**AIM OF THE TASK**
Return each line that holds the word "this".

**Data entries**
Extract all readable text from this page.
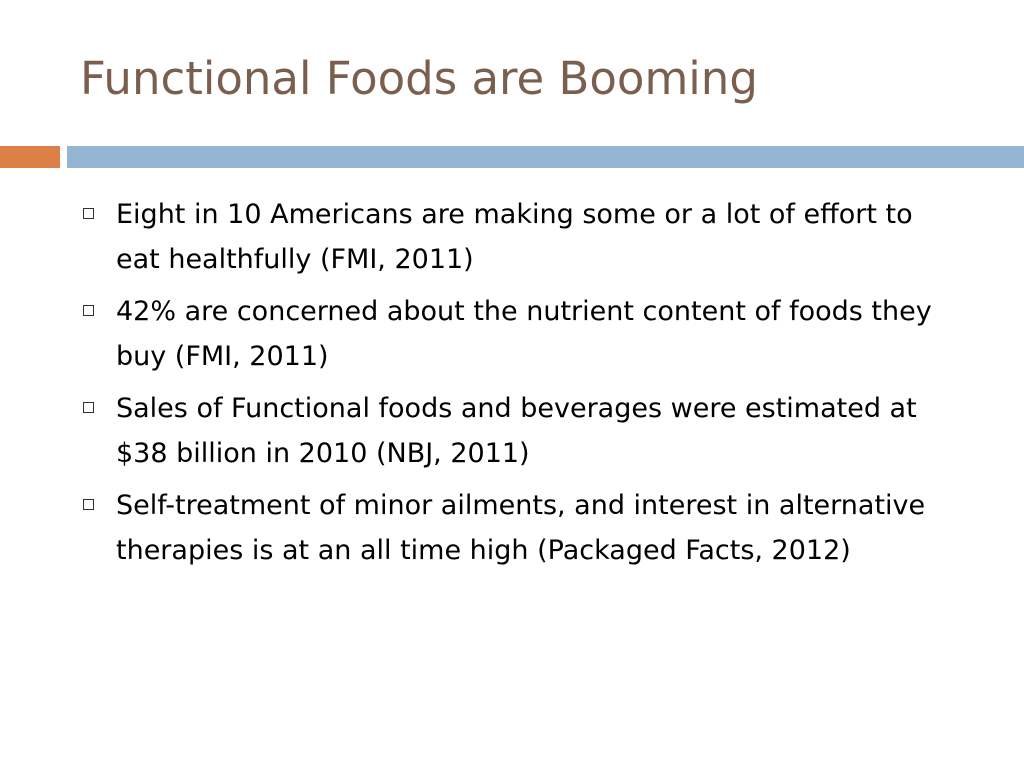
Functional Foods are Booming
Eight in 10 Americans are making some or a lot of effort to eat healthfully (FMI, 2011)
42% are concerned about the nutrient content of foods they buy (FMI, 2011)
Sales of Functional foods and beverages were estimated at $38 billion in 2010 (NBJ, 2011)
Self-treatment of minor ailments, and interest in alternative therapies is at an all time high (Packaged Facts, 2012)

--

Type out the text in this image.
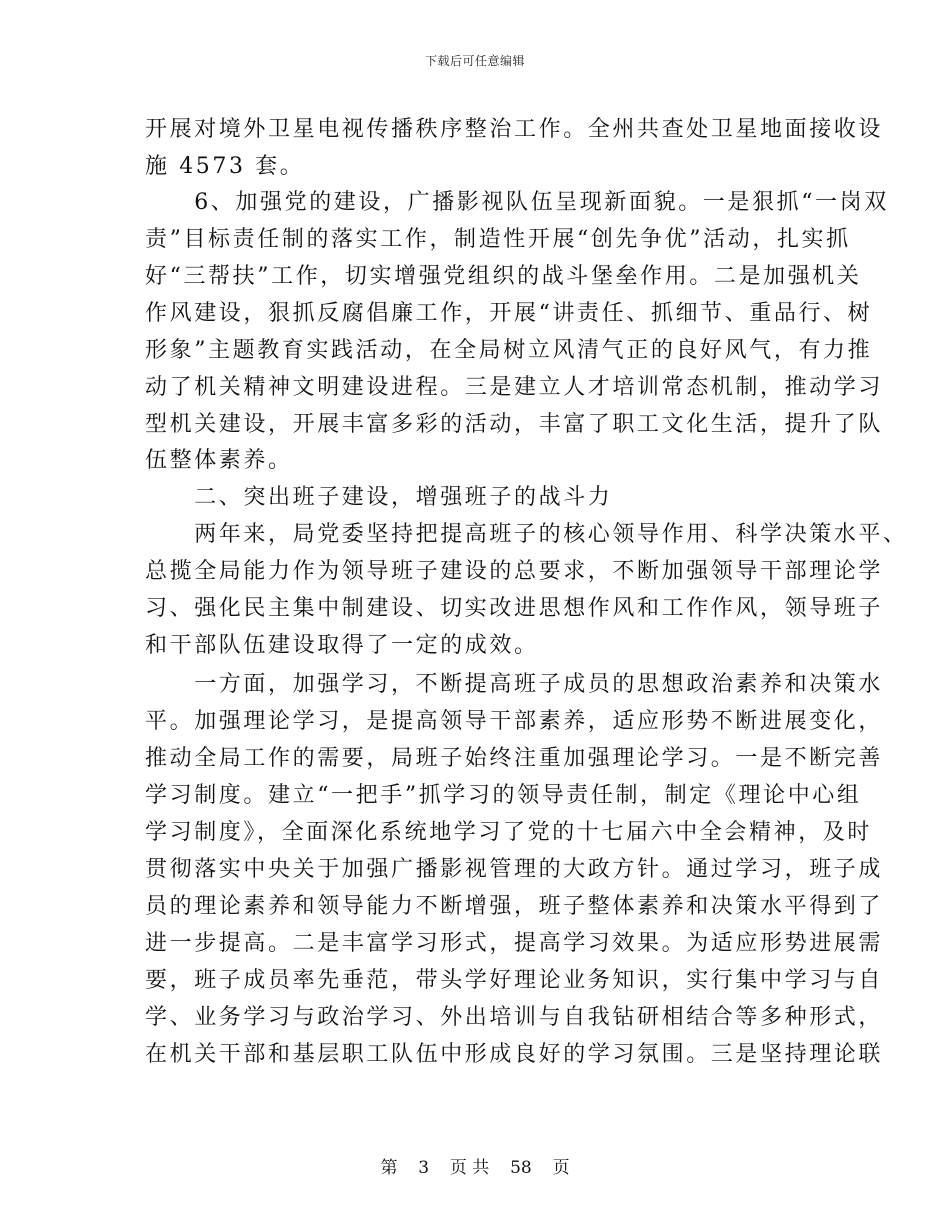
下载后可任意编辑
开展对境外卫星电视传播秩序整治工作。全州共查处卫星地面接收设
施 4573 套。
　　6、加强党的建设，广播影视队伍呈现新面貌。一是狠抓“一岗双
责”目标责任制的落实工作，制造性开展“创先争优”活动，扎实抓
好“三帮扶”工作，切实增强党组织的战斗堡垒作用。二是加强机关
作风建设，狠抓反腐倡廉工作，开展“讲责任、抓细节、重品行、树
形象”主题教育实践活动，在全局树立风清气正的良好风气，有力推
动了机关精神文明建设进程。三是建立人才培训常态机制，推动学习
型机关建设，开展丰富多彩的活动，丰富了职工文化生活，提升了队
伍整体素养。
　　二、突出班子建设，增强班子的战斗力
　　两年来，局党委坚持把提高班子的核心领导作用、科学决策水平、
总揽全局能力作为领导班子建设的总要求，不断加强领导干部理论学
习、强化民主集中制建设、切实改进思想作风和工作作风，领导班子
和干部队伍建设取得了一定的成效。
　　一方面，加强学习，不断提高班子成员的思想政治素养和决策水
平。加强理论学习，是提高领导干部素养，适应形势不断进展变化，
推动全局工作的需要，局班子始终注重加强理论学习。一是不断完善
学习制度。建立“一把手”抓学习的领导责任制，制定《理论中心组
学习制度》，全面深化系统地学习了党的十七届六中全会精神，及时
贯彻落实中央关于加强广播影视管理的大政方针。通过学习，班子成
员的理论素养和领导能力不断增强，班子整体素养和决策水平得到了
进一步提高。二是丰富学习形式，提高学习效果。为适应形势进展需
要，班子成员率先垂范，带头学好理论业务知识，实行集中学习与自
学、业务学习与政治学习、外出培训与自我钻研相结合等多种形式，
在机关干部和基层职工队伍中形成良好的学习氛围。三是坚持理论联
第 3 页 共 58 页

**ANSWER TO THE EXERCISE**
Extract all readable text from this page.
Type out the text in this image.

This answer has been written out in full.